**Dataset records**

★ ★ ★ ★ ★ ★ ★

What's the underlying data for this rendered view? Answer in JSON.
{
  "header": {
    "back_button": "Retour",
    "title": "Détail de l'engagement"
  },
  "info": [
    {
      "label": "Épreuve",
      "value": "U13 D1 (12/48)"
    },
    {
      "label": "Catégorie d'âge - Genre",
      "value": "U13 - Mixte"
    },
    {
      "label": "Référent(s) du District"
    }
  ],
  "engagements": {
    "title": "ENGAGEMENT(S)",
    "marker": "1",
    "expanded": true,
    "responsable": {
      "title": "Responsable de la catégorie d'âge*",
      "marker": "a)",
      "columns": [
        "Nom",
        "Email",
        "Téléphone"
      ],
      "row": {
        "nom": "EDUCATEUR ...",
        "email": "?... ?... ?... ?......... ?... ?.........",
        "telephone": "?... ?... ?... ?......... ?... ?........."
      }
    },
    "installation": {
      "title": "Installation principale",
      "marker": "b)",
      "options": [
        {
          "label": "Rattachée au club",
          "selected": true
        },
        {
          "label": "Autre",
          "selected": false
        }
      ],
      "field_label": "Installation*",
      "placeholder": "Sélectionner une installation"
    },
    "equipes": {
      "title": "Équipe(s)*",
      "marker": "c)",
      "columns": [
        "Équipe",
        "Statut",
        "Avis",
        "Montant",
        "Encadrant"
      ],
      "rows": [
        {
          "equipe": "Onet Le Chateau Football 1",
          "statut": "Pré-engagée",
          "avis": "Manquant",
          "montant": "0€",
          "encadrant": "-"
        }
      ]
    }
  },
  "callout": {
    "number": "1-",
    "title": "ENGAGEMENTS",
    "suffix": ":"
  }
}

★ ★ ★ ★ ★ ★ ★

**EXERCISE**
Go over the data above and copy every line that has the word "title" in it.

**RIGHT ANSWER**
    "title": "Détail de l'engagement"
    "title": "ENGAGEMENT(S)",
      "title": "Responsable de la catégorie d'âge*",
      "title": "Installation principale",
      "title": "Équipe(s)*",
    "title": "ENGAGEMENTS",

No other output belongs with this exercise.